» WHAT IS EXPECTED: Return only the number of lines that hold "Designation".
□ □ □ □
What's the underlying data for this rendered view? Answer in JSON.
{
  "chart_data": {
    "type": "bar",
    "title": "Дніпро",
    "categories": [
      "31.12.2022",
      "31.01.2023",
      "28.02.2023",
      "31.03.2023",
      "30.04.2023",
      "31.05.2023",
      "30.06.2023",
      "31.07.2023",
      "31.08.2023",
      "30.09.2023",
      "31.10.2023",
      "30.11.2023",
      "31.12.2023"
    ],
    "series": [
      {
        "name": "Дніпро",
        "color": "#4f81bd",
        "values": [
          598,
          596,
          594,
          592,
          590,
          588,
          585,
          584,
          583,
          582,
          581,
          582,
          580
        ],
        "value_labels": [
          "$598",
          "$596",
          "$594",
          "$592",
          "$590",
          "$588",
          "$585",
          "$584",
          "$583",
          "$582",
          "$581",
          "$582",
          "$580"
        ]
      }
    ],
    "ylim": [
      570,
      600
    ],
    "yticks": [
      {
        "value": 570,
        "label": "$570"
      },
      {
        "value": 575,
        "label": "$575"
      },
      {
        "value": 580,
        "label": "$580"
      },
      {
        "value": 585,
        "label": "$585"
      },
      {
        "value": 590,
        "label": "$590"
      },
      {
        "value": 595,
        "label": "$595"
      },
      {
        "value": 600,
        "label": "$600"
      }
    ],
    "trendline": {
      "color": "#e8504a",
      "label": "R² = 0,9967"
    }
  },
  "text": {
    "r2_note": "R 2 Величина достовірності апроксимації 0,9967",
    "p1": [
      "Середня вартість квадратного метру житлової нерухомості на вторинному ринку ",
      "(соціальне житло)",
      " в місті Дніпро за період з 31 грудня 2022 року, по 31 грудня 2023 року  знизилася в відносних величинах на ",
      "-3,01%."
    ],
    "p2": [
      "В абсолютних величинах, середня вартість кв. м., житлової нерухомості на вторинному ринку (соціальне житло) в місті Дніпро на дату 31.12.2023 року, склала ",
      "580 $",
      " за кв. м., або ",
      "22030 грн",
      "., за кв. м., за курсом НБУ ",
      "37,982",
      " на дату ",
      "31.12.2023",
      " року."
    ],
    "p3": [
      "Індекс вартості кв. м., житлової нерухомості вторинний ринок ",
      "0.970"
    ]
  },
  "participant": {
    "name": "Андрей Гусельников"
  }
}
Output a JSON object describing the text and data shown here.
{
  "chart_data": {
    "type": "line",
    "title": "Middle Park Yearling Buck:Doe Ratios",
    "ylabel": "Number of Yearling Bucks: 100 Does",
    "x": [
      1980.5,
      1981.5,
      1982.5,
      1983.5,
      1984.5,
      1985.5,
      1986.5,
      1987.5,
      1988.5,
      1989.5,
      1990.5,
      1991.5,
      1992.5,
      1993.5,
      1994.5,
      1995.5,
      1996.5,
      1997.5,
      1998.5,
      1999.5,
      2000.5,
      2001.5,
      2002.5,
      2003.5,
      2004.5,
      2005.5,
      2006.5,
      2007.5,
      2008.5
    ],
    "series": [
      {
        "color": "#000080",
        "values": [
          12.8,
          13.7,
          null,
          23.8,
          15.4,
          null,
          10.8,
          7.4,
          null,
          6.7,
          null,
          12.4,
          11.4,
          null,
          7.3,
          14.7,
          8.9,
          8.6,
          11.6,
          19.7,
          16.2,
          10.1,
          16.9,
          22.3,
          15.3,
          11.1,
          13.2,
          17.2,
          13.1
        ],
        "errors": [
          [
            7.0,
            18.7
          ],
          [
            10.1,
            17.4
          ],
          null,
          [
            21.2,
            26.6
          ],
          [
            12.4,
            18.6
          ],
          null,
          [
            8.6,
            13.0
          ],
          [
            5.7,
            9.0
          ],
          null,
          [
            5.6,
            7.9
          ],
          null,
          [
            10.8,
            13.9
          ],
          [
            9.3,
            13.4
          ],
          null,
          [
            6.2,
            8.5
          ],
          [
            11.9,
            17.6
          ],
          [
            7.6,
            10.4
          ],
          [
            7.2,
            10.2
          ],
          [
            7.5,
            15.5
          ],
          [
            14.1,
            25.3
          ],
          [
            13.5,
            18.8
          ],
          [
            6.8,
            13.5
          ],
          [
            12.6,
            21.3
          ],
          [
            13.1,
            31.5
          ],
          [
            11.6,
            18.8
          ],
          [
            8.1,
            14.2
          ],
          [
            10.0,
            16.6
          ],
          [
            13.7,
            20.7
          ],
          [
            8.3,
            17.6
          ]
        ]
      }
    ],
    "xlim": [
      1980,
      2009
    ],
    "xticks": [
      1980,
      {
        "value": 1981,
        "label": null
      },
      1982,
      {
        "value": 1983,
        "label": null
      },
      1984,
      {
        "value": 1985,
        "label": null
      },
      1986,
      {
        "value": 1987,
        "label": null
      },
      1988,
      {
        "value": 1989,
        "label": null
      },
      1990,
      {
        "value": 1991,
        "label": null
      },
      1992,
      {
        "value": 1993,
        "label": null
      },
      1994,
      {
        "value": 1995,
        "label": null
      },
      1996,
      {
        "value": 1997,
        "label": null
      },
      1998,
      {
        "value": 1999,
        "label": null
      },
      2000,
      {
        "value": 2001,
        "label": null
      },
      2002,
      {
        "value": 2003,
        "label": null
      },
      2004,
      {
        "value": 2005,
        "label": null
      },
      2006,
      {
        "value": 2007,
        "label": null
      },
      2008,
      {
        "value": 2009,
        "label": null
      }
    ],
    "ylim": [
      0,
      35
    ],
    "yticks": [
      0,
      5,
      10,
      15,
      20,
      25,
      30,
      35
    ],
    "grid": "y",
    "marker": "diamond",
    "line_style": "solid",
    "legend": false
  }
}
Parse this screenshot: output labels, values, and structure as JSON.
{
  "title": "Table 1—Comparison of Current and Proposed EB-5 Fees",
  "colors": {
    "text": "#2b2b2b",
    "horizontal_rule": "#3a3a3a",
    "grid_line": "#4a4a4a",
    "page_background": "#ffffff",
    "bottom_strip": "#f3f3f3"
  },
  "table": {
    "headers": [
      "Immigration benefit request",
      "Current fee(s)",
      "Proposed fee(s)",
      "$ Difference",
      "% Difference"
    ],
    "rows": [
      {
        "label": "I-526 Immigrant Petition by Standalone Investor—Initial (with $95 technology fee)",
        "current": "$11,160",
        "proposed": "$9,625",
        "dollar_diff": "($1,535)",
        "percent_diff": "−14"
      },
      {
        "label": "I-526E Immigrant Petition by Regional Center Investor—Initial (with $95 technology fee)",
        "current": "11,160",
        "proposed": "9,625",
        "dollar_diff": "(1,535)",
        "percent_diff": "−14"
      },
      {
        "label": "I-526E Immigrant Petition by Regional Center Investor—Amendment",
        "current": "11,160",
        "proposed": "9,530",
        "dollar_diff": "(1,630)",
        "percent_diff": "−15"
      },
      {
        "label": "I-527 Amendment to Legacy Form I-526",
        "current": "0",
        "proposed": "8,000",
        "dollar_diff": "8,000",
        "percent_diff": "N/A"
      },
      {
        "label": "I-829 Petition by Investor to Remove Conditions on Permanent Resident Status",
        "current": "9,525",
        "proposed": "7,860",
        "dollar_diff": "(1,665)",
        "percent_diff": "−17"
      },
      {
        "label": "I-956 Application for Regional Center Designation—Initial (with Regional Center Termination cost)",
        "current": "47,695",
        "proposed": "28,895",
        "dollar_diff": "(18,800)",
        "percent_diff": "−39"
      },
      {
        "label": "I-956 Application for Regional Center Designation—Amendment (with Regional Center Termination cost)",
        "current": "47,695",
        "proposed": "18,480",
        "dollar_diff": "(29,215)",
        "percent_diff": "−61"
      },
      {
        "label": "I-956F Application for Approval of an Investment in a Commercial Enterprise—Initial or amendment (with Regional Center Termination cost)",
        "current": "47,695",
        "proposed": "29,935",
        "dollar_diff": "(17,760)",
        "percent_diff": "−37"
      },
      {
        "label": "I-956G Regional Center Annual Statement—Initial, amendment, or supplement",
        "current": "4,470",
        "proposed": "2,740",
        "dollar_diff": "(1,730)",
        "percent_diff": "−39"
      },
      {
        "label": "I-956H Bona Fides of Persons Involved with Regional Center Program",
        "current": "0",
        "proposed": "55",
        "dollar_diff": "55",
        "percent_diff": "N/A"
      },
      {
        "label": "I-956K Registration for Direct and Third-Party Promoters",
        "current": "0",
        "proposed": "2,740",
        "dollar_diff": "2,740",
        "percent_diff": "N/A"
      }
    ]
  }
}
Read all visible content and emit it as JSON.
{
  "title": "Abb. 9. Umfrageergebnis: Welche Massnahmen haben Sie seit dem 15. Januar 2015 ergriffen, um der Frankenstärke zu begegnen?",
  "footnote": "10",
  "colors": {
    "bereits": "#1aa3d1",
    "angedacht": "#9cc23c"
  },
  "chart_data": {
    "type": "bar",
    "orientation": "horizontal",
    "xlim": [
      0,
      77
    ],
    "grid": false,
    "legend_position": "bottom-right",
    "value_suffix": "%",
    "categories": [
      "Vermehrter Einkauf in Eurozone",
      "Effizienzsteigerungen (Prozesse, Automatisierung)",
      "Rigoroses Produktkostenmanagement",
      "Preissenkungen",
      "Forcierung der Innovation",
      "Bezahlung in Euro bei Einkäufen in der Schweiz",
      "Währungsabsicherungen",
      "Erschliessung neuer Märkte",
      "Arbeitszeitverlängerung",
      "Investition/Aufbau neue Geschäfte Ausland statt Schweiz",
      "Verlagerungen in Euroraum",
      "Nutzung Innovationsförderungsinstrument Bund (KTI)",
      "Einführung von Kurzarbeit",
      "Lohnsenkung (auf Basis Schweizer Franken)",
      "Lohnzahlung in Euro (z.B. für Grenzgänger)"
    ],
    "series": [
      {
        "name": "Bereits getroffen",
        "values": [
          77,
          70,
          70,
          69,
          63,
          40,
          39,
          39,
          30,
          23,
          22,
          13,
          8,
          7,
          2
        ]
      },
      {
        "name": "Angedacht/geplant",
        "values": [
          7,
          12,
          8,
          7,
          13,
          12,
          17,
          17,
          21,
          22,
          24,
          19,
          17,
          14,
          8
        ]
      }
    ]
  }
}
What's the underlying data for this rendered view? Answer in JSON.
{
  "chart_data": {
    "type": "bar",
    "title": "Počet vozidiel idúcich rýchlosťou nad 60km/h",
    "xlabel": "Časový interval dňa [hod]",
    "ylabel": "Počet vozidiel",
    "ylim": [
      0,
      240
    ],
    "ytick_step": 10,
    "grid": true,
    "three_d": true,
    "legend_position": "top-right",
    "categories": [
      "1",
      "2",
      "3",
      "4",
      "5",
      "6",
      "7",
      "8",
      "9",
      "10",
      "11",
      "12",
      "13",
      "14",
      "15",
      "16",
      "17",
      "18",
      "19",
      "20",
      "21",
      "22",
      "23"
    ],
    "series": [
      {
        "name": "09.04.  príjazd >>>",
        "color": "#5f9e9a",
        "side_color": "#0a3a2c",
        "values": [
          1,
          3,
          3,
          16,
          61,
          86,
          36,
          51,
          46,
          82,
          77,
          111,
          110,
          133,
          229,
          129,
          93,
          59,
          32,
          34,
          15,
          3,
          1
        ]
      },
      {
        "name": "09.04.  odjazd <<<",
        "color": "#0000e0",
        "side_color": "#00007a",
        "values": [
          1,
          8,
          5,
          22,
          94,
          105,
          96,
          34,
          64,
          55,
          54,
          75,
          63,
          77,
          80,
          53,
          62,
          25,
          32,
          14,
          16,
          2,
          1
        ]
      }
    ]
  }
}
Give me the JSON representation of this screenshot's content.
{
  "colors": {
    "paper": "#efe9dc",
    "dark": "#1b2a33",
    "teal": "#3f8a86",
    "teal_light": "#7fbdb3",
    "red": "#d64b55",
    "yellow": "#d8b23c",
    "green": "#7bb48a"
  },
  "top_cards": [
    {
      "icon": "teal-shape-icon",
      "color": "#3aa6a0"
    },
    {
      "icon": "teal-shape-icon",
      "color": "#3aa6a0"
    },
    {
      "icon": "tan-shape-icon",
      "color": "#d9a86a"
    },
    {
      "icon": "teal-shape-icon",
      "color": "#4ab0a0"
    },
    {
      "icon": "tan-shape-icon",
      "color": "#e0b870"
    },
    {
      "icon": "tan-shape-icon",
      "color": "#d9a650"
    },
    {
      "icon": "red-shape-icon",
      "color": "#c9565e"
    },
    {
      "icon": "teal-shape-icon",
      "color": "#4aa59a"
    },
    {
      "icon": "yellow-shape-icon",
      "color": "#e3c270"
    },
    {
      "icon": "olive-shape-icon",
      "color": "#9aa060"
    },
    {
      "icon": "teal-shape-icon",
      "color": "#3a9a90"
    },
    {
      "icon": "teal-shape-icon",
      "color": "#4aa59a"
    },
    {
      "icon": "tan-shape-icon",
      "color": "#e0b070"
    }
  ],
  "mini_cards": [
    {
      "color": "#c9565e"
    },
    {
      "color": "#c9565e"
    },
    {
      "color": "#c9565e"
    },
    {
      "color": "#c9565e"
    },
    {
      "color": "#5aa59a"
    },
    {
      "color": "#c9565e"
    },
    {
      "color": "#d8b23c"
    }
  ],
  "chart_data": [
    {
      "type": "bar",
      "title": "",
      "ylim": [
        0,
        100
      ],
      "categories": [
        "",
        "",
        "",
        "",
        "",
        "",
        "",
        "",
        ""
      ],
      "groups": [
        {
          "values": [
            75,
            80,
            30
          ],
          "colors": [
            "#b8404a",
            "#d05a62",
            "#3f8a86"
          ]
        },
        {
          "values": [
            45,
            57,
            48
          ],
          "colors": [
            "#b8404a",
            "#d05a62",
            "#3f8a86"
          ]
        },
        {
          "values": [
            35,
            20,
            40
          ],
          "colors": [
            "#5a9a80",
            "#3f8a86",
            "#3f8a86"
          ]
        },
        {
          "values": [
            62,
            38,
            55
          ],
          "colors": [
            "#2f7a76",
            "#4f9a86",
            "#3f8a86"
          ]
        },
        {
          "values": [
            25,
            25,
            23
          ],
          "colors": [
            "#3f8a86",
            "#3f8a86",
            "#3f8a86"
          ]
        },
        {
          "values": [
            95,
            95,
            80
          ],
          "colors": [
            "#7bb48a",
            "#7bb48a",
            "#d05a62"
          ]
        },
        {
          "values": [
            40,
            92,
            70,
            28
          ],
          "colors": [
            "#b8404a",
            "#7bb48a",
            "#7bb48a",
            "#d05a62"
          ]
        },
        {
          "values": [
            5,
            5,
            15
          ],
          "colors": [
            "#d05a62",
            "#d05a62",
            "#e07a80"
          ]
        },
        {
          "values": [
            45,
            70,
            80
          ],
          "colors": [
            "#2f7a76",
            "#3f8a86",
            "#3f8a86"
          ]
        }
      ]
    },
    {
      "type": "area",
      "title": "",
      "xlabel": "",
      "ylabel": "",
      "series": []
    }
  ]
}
□ □ □ □
» FULL OUTPUT: 2